== Текст ==

Мы выиграли чемпионат Европы, и я внесла большой вклад в эту победу. Шабтай на финале нервничал, кричал как сумасшедший — давал советы. Я даже сказала: «Лучше уйди».

Клуб УГМК продлил со мной контракт, и я еще год пробыла в Екатеринбурге, но часто летала к Шабтаю в Москву.

Последний день рождения Гриши и Саши, который мы отмечали вместе
Фото: из личного архива А.Архиповой – фон Калманович

Однажды его водитель Владик привез меня в трехкомнатную квартиру на Рублевском шоссе, дал ключи и сказал: «Это твое. Ты здесь хозяйка». Стала осматриваться и не могла отделаться от ощущения, что попала в сказку. Квартира была обставлена в моем вкусе. На стенах висели мои фотографии. В гардеробе — вещи моего размера, от носков до пальто. Позвонила Шабтаю:

—Что это?

—Это наш дом.

Мы бывали на Рублевке, но чаще оставались в квартире на улице Сергея Макеева, где они жили с Даней. В этом же доме у Шабтая был офис.

С Даниэлой у нас сразу сложились очень хорошие дружеские отношения. Я никогда не переступала грань, не старалась стать ей второй мамой или мачехой, была просто Аней — сначала любимой женщиной, а потом женой папы. Если девочка просила что-то сделать — делала, если нет — не навязывалась. Даня занималась в ансамбле «Непоседы», и я с удовольствием ходила на их концерты, но каждый раз спрашивала ее: «Можно мне прийти?»

На некоторых выступлениях бывала Настя. Иногда она брала Даниэлу на светские мероприятия, ездила с ней отдыхать. Это Шабтай всячески старался сблизить маму с дочкой — покупал им путевки, отправлял в театр или просто погулять. Дверь для Насти всегда была открыта. Шабтай считал, что мать — это святое. Я не слышала от него о Насте ни одного дурного слова.

И Настя при жизни бывшего мужа никогда на него не жаловалась. Она часто просила Калмановича о помощи — не только финансовой, — и он не отказывал. Помогал с проектами, посодействовал в получении высшего образования. Все, кто знали эту пару, удивлялись, какие лояльные отношения им удалось сохранить несмотря на развод. Но после гибели Шабтая Настя заявила, что муж ее терроризировал, заставил подписать отказ от дочери под дулом пистолета...

===

● **Задание 1**
В каком ансамбле занималась Даня, согласно тексту о Шабтае Калмановиче?
● **Задание 2**
Процитируйте из текста о Шабтае Калмановиче фрагмент, который открывается словами, содержащими «На некоторых выступлениях», и завершается словами «одного дурного слова.».
● **Задание 3**
Допишите, что идет дальше в тексте о Шабтае Калмановиче, начиная сразу после его последнего предложения.
Приведенные записи никак не связаны с текстом о Шабтае Калмановиче.

== Предоставленные записи ==

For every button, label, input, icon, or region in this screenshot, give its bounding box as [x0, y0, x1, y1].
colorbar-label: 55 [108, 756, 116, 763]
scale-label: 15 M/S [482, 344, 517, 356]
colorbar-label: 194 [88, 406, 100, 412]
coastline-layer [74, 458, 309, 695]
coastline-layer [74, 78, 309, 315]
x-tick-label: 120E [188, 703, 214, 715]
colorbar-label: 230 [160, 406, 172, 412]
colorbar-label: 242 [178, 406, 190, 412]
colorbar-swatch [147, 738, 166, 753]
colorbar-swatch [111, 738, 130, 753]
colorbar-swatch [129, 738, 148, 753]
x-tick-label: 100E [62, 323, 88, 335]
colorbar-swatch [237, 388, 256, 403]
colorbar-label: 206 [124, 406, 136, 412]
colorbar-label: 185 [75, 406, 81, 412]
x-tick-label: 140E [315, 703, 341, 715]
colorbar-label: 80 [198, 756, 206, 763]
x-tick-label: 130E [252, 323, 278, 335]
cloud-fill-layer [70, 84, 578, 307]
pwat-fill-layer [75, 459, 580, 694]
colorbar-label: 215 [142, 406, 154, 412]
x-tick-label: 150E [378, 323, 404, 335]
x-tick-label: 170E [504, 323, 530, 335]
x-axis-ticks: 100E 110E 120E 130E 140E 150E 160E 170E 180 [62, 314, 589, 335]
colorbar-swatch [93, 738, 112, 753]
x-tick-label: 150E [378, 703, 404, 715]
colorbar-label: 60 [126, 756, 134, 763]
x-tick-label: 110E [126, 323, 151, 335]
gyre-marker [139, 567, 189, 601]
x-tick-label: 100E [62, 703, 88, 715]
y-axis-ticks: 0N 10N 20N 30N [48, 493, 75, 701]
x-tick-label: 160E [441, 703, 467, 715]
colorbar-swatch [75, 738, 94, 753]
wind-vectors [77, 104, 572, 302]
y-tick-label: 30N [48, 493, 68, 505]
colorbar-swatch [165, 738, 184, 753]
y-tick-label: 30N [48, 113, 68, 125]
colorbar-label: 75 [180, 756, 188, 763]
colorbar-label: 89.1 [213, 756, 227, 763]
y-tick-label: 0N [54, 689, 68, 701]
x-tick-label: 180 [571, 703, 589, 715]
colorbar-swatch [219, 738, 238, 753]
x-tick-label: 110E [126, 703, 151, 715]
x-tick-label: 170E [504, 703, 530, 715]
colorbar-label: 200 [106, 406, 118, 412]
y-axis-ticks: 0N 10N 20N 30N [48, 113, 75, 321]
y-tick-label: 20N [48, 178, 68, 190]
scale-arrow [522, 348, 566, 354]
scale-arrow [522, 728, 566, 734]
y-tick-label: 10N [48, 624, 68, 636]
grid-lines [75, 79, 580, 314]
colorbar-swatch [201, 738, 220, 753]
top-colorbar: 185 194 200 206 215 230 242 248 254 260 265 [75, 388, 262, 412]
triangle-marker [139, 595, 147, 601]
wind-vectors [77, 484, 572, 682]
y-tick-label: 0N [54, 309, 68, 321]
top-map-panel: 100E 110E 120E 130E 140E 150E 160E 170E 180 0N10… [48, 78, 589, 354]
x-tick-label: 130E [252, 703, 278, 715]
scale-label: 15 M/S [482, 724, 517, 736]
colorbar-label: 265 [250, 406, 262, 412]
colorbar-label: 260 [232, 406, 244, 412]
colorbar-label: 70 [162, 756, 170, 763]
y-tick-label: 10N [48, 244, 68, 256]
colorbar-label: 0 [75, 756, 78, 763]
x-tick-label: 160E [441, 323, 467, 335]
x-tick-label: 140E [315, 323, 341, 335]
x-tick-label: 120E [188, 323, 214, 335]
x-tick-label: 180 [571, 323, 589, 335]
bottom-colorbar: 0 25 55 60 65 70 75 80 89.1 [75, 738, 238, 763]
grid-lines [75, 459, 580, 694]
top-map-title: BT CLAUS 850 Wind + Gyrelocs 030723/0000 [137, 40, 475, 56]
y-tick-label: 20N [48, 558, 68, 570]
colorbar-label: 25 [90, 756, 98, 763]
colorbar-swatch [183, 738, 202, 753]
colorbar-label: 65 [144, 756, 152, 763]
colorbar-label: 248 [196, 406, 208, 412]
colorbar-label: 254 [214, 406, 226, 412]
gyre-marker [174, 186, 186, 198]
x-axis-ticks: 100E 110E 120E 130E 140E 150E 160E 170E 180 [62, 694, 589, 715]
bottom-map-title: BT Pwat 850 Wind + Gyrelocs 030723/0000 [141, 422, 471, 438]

===

● **Ответ 1**
В ансамбле «Непоседы».

● **Ответ 2**
На некоторых выступлениях бывала Настя. Иногда она брала Даниэлу на светские мероприятия, ездила с ней отдыхать. Это Шабтай всячески старался сблизить маму с дочкой — покупал им путевки, отправлял в театр или просто погулять. Дверь для Насти всегда была открыта. Шабтай считал, что мать — это святое. Я не слышала от него о Насте ни одного дурного слова.

● **Ответ 3**
Когда вышла программа Андрея Малахова, в которой она все это рассказывала, мне позвонил наш хороший знакомый: «Аня, я в свое время был свидетелем того, как Шабтай и Настя договаривались об условиях развода — очень мирно, без пистолетов. Мы втроем сидели в ресторане, и я все слышал. Если нужно, готов пойти в суд и дать показания».

К счастью, до этого не дошло, хотя Насте удалось раздуть грандиозный скандал. Но я забегаю вперед...

Прошел год. Поехали на Олимпиаду в Афинах. Шабтай был менеджером женской сборной России по баскетболу, но я попросила его поселиться не в Олимпийской деревне, а в гостинице в городе. Не хотела, чтобы отвлекал. Мы выиграли бронзу. Для российской сборной это был небывалый успех.

После Олимпиады опять поехали вдвоем в Израиль. Я была вымотана до последней степени. Как-то гуляли ночью, и Шабтай сказал: «Давай дадим друг другу слово, что больше в баскетбол не возвращаемся. Я хочу детей, семью».

Начался непростой период. Я вошла в семью Шабтая и стала частью его жизни, а он привык жить совсем не так, как я.

Когда Даня подросла, Шабтай решил отправить ее в Израиль. Девочке смена обстановки пошла на пользу. И Настю это устраивало
Фото: из личного архива А.Архиповой – фон Калманович

Каждый вечер ехал куда-нибудь ужинать и общаться с людьми. Звонил мне за пару часов до мероприятия: «Аня, собирайся». Я покорялась его воле, хотя терпеть не могла тусовок. Да и статус «женщины Шабтая» меня не устраивал. Когда я еще играла, одна светская дама сказала:

—Анька, ты необычная женщина.

—Правда?

—Конечно. Ведь ты зарабатываешь деньги, а у нас все безработные.

В этом кругу большинство женщин вело жизнь содержанок. Для меня это немыслимо. Я сама себе хозяйка, с пятнадцати лет работаю.

У нас с Шабтаем была общая семейная кредитка, но я ею ни разу не воспользовалась.

Привыкла тратить ровно столько, сколько заработала. Карточка, кстати, до сих пор у меня лежит. Она давно просрочена, но это память о Шабтае...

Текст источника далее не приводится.